Directive. Restate the records that follow word for word; no pictures should appear.

-- begin Data rows --

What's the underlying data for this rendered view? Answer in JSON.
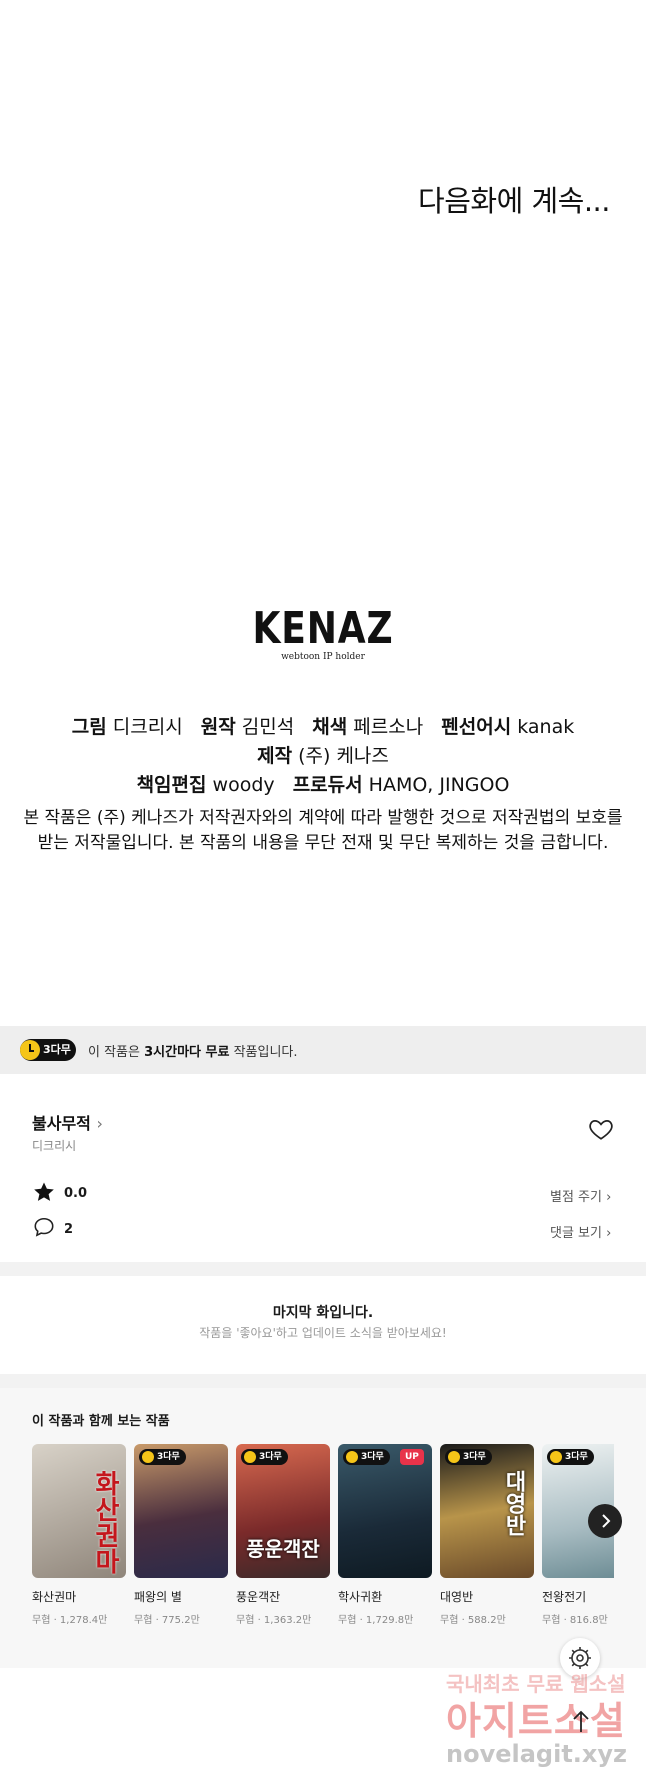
{
  "episode_end": {
    "to_be_continued": "다음화에 계속...",
    "logo": {
      "main": "KENAZ",
      "sub": "webtoon IP holder"
    },
    "credits": {
      "art_label": "그림",
      "art": "디크리시",
      "original_label": "원작",
      "original": "김민석",
      "color_label": "채색",
      "color": "페르소나",
      "pencil_label": "펜선어시",
      "pencil": "kanak",
      "production_label": "제작",
      "production": "(주) 케나즈",
      "editor_label": "책임편집",
      "editor": "woody",
      "producer_label": "프로듀서",
      "producer": "HAMO, JINGOO"
    },
    "copyright_line1": "본 작품은 (주) 케나즈가 저작권자와의 계약에 따라 발행한 것으로 저작권법의 보호를",
    "copyright_line2": "받는 저작물입니다. 본 작품의 내용을 무단 전재 및 무단 복제하는 것을 금합니다."
  },
  "free_banner": {
    "badge": "3다무",
    "text_prefix": "이 작품은 ",
    "text_bold": "3시간마다 무료",
    "text_suffix": " 작품입니다."
  },
  "work": {
    "title": "불사무적",
    "title_chevron": "›",
    "author": "디크리시",
    "rating": "0.0",
    "rate_link": "별점 주기 ›",
    "comments": "2",
    "comments_link": "댓글 보기 ›"
  },
  "last_episode": {
    "title": "마지막 화입니다.",
    "subtitle": "작품을 '좋아요'하고 업데이트 소식을 받아보세요!"
  },
  "recommendations": {
    "title": "이 작품과 함께 보는 작품",
    "items": [
      {
        "name": "화산권마",
        "meta": "무협 · 1,278.4만",
        "badge": "",
        "cover_text": "화산권마",
        "cover_color": "#b9b2a6"
      },
      {
        "name": "패왕의 별",
        "meta": "무협 · 775.2만",
        "badge": "3다무",
        "cover_text": "",
        "cover_color": "#6a4a3e"
      },
      {
        "name": "풍운객잔",
        "meta": "무협 · 1,363.2만",
        "badge": "3다무",
        "cover_text": "풍운객잔",
        "cover_color": "#b4524a"
      },
      {
        "name": "학사귀환",
        "meta": "무협 · 1,729.8만",
        "badge": "3다무",
        "up": "UP",
        "cover_text": "",
        "cover_color": "#20303e"
      },
      {
        "name": "대영반",
        "meta": "무협 · 588.2만",
        "badge": "3다무",
        "cover_text": "대영반",
        "cover_color": "#b89a5a"
      },
      {
        "name": "전왕전기",
        "meta": "무협 · 816.8만",
        "badge": "3다무",
        "cover_text": "",
        "cover_color": "#cfd6d8"
      }
    ]
  },
  "watermark": {
    "line1": "국내최초 무료 웹소설",
    "line2": "아지트소설",
    "line3": "novelagit.xyz"
  }
}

-- end Data rows --

Full solution.
What's the underlying data for this rendered view? Answer in JSON.
{
  "episode_end": {
    "to_be_continued": "다음화에 계속...",
    "logo": {
      "main": "KENAZ",
      "sub": "webtoon IP holder"
    },
    "credits": {
      "art_label": "그림",
      "art": "디크리시",
      "original_label": "원작",
      "original": "김민석",
      "color_label": "채색",
      "color": "페르소나",
      "pencil_label": "펜선어시",
      "pencil": "kanak",
      "production_label": "제작",
      "production": "(주) 케나즈",
      "editor_label": "책임편집",
      "editor": "woody",
      "producer_label": "프로듀서",
      "producer": "HAMO, JINGOO"
    },
    "copyright_line1": "본 작품은 (주) 케나즈가 저작권자와의 계약에 따라 발행한 것으로 저작권법의 보호를",
    "copyright_line2": "받는 저작물입니다. 본 작품의 내용을 무단 전재 및 무단 복제하는 것을 금합니다."
  },
  "free_banner": {
    "badge": "3다무",
    "text_prefix": "이 작품은 ",
    "text_bold": "3시간마다 무료",
    "text_suffix": " 작품입니다."
  },
  "work": {
    "title": "불사무적",
    "title_chevron": "›",
    "author": "디크리시",
    "rating": "0.0",
    "rate_link": "별점 주기 ›",
    "comments": "2",
    "comments_link": "댓글 보기 ›"
  },
  "last_episode": {
    "title": "마지막 화입니다.",
    "subtitle": "작품을 '좋아요'하고 업데이트 소식을 받아보세요!"
  },
  "recommendations": {
    "title": "이 작품과 함께 보는 작품",
    "items": [
      {
        "name": "화산권마",
        "meta": "무협 · 1,278.4만",
        "badge": "",
        "cover_text": "화산권마",
        "cover_color": "#b9b2a6"
      },
      {
        "name": "패왕의 별",
        "meta": "무협 · 775.2만",
        "badge": "3다무",
        "cover_text": "",
        "cover_color": "#6a4a3e"
      },
      {
        "name": "풍운객잔",
        "meta": "무협 · 1,363.2만",
        "badge": "3다무",
        "cover_text": "풍운객잔",
        "cover_color": "#b4524a"
      },
      {
        "name": "학사귀환",
        "meta": "무협 · 1,729.8만",
        "badge": "3다무",
        "up": "UP",
        "cover_text": "",
        "cover_color": "#20303e"
      },
      {
        "name": "대영반",
        "meta": "무협 · 588.2만",
        "badge": "3다무",
        "cover_text": "대영반",
        "cover_color": "#b89a5a"
      },
      {
        "name": "전왕전기",
        "meta": "무협 · 816.8만",
        "badge": "3다무",
        "cover_text": "",
        "cover_color": "#cfd6d8"
      }
    ]
  },
  "watermark": {
    "line1": "국내최초 무료 웹소설",
    "line2": "아지트소설",
    "line3": "novelagit.xyz"
  }
}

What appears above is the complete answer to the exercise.